[EXERCISE PROMPT] Turn all the records into a Markdown table with the columns Row and Line, numbering each non-blank line and skipping blank ones. Leave out the pictures.

[DATASET EXCERPTS]
········

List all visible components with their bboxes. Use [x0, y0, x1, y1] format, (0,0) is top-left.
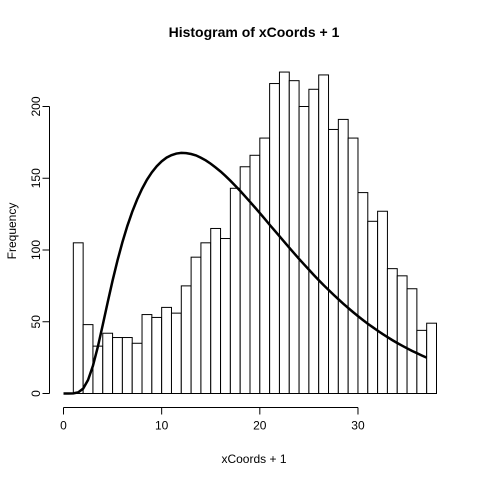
histogram-bar [377, 210, 388, 394]
histogram-bar [337, 118, 349, 394]
y-tick-label: 200 [29, 96, 43, 116]
x-tick-label: 30 [351, 419, 365, 433]
x-axis: 0 10 20 30 [60, 407, 365, 433]
histogram-bar [200, 242, 212, 394]
histogram-bar [249, 154, 261, 394]
histogram-bar [269, 83, 280, 394]
histogram-bar [161, 306, 172, 394]
histogram-bar [386, 268, 398, 394]
histogram-bar [102, 332, 114, 395]
histogram-bar [308, 88, 320, 394]
histogram-bar [170, 312, 182, 395]
histogram-bar [92, 345, 104, 395]
histogram-bar [347, 137, 359, 394]
histogram-bar [259, 137, 271, 394]
histogram-bar [229, 187, 241, 394]
x-tick-label: 20 [253, 419, 267, 433]
histogram-bar [396, 275, 408, 394]
chart-title: Histogram of xCoords + 1 [169, 24, 340, 40]
histogram-bar [131, 342, 143, 394]
histogram-bar [367, 220, 379, 394]
histogram-bar [278, 71, 290, 394]
histogram-bar [141, 314, 153, 395]
histogram-bar [82, 324, 94, 394]
histogram-bar [112, 337, 123, 394]
y-axis: 0 50 100 150 200 [29, 96, 50, 397]
histogram-bars [72, 71, 437, 395]
x-tick-label: 10 [155, 419, 169, 433]
y-tick-label: 150 [29, 168, 43, 188]
y-tick-label: 50 [29, 315, 43, 329]
histogram-bar [406, 288, 418, 394]
histogram-bar [180, 285, 192, 395]
histogram-bar [121, 337, 133, 394]
histogram-bar [151, 316, 163, 394]
histogram-bar [357, 192, 369, 394]
histogram-bar [190, 256, 202, 395]
density-curve [63, 151, 428, 395]
x-tick-label: 0 [60, 419, 67, 433]
y-axis-label: Frequency [5, 203, 19, 260]
histogram-bar [210, 227, 222, 394]
histogram-bar [318, 74, 330, 395]
histogram-bar [220, 238, 231, 394]
histogram-bar [416, 329, 428, 394]
histogram-bar [328, 128, 339, 395]
histogram-bar [288, 80, 300, 394]
x-axis-label: xCoords + 1 [221, 452, 286, 466]
histogram-bar [72, 242, 84, 394]
histogram-bar [426, 322, 437, 394]
histogram-bar [298, 106, 310, 394]
y-tick-label: 0 [29, 390, 43, 397]
y-tick-label: 100 [29, 240, 43, 260]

········

[FULL OUTPUT]
| Row | Line |
|---|---|
| 1 | List all visible components with their bboxes. Use [x0, y0, x1, y1] format, (0,0) is top-left. |
| 2 | histogram-bar [377, 210, 388, 394] |
| 3 | histogram-bar [337, 118, 349, 394] |
| 4 | y-tick-label: 200 [29, 96, 43, 116] |
| 5 | x-tick-label: 30 [351, 419, 365, 433] |
| 6 | x-axis: 0 10 20 30 [60, 407, 365, 433] |
| 7 | histogram-bar [200, 242, 212, 394] |
| 8 | histogram-bar [249, 154, 261, 394] |
| 9 | histogram-bar [269, 83, 280, 394] |
| 10 | histogram-bar [161, 306, 172, 394] |
| 11 | histogram-bar [386, 268, 398, 394] |
| 12 | histogram-bar [102, 332, 114, 395] |
| 13 | histogram-bar [308, 88, 320, 394] |
| 14 | histogram-bar [170, 312, 182, 395] |
| 15 | histogram-bar [92, 345, 104, 395] |
| 16 | histogram-bar [347, 137, 359, 394] |
| 17 | histogram-bar [259, 137, 271, 394] |
| 18 | histogram-bar [229, 187, 241, 394] |
| 19 | x-tick-label: 20 [253, 419, 267, 433] |
| 20 | histogram-bar [396, 275, 408, 394] |
| 21 | chart-title: Histogram of xCoords + 1 [169, 24, 340, 40] |
| 22 | histogram-bar [131, 342, 143, 394] |
| 23 | histogram-bar [367, 220, 379, 394] |
| 24 | histogram-bar [278, 71, 290, 394] |
| 25 | histogram-bar [141, 314, 153, 395] |
| 26 | histogram-bar [82, 324, 94, 394] |
| 27 | histogram-bar [112, 337, 123, 394] |
| 28 | y-axis: 0 50 100 150 200 [29, 96, 50, 397] |
| 29 | histogram-bars [72, 71, 437, 395] |
| 30 | x-tick-label: 10 [155, 419, 169, 433] |
| 31 | y-tick-label: 150 [29, 168, 43, 188] |
| 32 | y-tick-label: 50 [29, 315, 43, 329] |
| 33 | histogram-bar [406, 288, 418, 394] |
| 34 | histogram-bar [180, 285, 192, 395] |
| 35 | histogram-bar [121, 337, 133, 394] |
| 36 | histogram-bar [151, 316, 163, 394] |
| 37 | histogram-bar [357, 192, 369, 394] |
| 38 | histogram-bar [190, 256, 202, 395] |
| 39 | density-curve [63, 151, 428, 395] |
| 40 | x-tick-label: 0 [60, 419, 67, 433] |
| 41 | y-axis-label: Frequency [5, 203, 19, 260] |
| 42 | histogram-bar [210, 227, 222, 394] |
| 43 | histogram-bar [318, 74, 330, 395] |
| 44 | histogram-bar [220, 238, 231, 394] |
| 45 | histogram-bar [416, 329, 428, 394] |
| 46 | histogram-bar [328, 128, 339, 395] |
| 47 | histogram-bar [288, 80, 300, 394] |
| 48 | x-axis-label: xCoords + 1 [221, 452, 286, 466] |
| 49 | histogram-bar [72, 242, 84, 394] |
| 50 | histogram-bar [426, 322, 437, 394] |
| 51 | histogram-bar [298, 106, 310, 394] |
| 52 | y-tick-label: 0 [29, 390, 43, 397] |
| 53 | y-tick-label: 100 [29, 240, 43, 260] |